**TASK DESCRIPTION:** Set down every record once more, exactly as given.

**TASK DATA:**
★ ★ ★

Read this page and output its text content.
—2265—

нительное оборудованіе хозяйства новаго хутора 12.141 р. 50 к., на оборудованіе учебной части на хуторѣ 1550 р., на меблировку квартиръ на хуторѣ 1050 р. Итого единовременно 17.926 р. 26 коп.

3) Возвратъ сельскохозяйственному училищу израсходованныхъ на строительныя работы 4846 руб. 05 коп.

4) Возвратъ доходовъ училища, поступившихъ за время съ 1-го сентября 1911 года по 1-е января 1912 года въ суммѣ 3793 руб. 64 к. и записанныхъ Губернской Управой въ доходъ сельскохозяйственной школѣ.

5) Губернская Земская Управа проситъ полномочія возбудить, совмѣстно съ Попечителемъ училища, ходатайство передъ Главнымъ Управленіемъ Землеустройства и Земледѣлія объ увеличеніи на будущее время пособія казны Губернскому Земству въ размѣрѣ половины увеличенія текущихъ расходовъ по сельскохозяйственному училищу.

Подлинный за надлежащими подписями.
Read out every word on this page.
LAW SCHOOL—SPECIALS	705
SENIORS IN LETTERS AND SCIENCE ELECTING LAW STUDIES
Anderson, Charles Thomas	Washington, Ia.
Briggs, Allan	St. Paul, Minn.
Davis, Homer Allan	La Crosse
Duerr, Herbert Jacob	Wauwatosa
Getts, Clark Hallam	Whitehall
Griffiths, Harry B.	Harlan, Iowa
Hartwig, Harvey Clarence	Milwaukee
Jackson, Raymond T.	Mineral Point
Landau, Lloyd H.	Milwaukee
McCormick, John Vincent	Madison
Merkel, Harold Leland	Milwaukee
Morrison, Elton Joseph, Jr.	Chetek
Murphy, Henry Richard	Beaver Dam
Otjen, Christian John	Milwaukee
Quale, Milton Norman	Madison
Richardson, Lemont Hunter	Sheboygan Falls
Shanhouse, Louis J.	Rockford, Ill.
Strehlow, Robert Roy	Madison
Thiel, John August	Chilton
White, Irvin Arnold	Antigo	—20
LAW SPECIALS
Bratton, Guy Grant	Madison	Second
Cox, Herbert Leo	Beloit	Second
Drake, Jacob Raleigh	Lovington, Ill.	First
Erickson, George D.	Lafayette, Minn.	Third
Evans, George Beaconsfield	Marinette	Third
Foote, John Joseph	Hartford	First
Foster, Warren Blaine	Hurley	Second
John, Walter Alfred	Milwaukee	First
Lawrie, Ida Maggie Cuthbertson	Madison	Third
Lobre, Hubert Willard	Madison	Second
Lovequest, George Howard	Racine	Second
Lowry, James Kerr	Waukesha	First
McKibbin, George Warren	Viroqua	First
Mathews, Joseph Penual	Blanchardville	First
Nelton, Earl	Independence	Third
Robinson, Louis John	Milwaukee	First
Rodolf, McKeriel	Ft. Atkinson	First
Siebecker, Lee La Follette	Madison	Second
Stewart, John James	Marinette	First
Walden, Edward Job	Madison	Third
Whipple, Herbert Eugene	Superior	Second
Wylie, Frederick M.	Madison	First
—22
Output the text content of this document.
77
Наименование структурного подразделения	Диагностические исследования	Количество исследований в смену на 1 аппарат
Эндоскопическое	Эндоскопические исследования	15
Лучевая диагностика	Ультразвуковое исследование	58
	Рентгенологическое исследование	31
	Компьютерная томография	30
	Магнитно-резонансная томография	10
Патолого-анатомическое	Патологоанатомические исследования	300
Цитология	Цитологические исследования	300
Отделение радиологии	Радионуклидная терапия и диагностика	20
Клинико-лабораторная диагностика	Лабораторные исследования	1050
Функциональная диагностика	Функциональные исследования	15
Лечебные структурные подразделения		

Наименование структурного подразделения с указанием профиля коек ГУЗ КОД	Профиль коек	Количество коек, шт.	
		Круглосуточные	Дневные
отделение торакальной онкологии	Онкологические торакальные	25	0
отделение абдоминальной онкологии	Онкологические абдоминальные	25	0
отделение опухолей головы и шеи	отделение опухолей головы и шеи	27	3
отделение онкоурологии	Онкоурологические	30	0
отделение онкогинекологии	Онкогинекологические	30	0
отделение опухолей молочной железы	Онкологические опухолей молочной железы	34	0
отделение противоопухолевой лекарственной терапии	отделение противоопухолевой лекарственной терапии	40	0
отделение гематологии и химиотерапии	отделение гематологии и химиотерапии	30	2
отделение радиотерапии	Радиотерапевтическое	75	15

★ ★ ★

**COMPLETE RESPONSE:**
Read this page and output its text content.
—2265—

нительное оборудованіе хозяйства новаго хутора 12.141 р. 50 к., на оборудованіе учебной части на хуторѣ 1550 р., на меблировку квартиръ на хуторѣ 1050 р. Итого единовременно 17.926 р. 26 коп.

3) Возвратъ сельскохозяйственному училищу израсходованныхъ на строительныя работы 4846 руб. 05 коп.

4) Возвратъ доходовъ училища, поступившихъ за время съ 1-го сентября 1911 года по 1-е января 1912 года въ суммѣ 3793 руб. 64 к. и записанныхъ Губернской Управой въ доходъ сельскохозяйственной школѣ.

5) Губернская Земская Управа проситъ полномочія возбудить, совмѣстно съ Попечителемъ училища, ходатайство передъ Главнымъ Управленіемъ Землеустройства и Земледѣлія объ увеличеніи на будущее время пособія казны Губернскому Земству въ размѣрѣ половины увеличенія текущихъ расходовъ по сельскохозяйственному училищу.

Подлинный за надлежащими подписями.
Read out every word on this page.
LAW SCHOOL—SPECIALS	705
SENIORS IN LETTERS AND SCIENCE ELECTING LAW STUDIES
Anderson, Charles Thomas	Washington, Ia.
Briggs, Allan	St. Paul, Minn.
Davis, Homer Allan	La Crosse
Duerr, Herbert Jacob	Wauwatosa
Getts, Clark Hallam	Whitehall
Griffiths, Harry B.	Harlan, Iowa
Hartwig, Harvey Clarence	Milwaukee
Jackson, Raymond T.	Mineral Point
Landau, Lloyd H.	Milwaukee
McCormick, John Vincent	Madison
Merkel, Harold Leland	Milwaukee
Morrison, Elton Joseph, Jr.	Chetek
Murphy, Henry Richard	Beaver Dam
Otjen, Christian John	Milwaukee
Quale, Milton Norman	Madison
Richardson, Lemont Hunter	Sheboygan Falls
Shanhouse, Louis J.	Rockford, Ill.
Strehlow, Robert Roy	Madison
Thiel, John August	Chilton
White, Irvin Arnold	Antigo	—20
LAW SPECIALS
Bratton, Guy Grant	Madison	Second
Cox, Herbert Leo	Beloit	Second
Drake, Jacob Raleigh	Lovington, Ill.	First
Erickson, George D.	Lafayette, Minn.	Third
Evans, George Beaconsfield	Marinette	Third
Foote, John Joseph	Hartford	First
Foster, Warren Blaine	Hurley	Second
John, Walter Alfred	Milwaukee	First
Lawrie, Ida Maggie Cuthbertson	Madison	Third
Lobre, Hubert Willard	Madison	Second
Lovequest, George Howard	Racine	Second
Lowry, James Kerr	Waukesha	First
McKibbin, George Warren	Viroqua	First
Mathews, Joseph Penual	Blanchardville	First
Nelton, Earl	Independence	Third
Robinson, Louis John	Milwaukee	First
Rodolf, McKeriel	Ft. Atkinson	First
Siebecker, Lee La Follette	Madison	Second
Stewart, John James	Marinette	First
Walden, Edward Job	Madison	Third
Whipple, Herbert Eugene	Superior	Second
Wylie, Frederick M.	Madison	First
—22
Output the text content of this document.
77
Наименование структурного подразделения	Диагностические исследования	Количество исследований в смену на 1 аппарат
Эндоскопическое	Эндоскопические исследования	15
Лучевая диагностика	Ультразвуковое исследование	58
	Рентгенологическое исследование	31
	Компьютерная томография	30
	Магнитно-резонансная томография	10
Патолого-анатомическое	Патологоанатомические исследования	300
Цитология	Цитологические исследования	300
Отделение радиологии	Радионуклидная терапия и диагностика	20
Клинико-лабораторная диагностика	Лабораторные исследования	1050
Функциональная диагностика	Функциональные исследования	15
Лечебные структурные подразделения		

Наименование структурного подразделения с указанием профиля коек ГУЗ КОД	Профиль коек	Количество коек, шт.	
		Круглосуточные	Дневные
отделение торакальной онкологии	Онкологические торакальные	25	0
отделение абдоминальной онкологии	Онкологические абдоминальные	25	0
отделение опухолей головы и шеи	отделение опухолей головы и шеи	27	3
отделение онкоурологии	Онкоурологические	30	0
отделение онкогинекологии	Онкогинекологические	30	0
отделение опухолей молочной железы	Онкологические опухолей молочной железы	34	0
отделение противоопухолевой лекарственной терапии	отделение противоопухолевой лекарственной терапии	40	0
отделение гематологии и химиотерапии	отделение гематологии и химиотерапии	30	2
отделение радиотерапии	Радиотерапевтическое	75	15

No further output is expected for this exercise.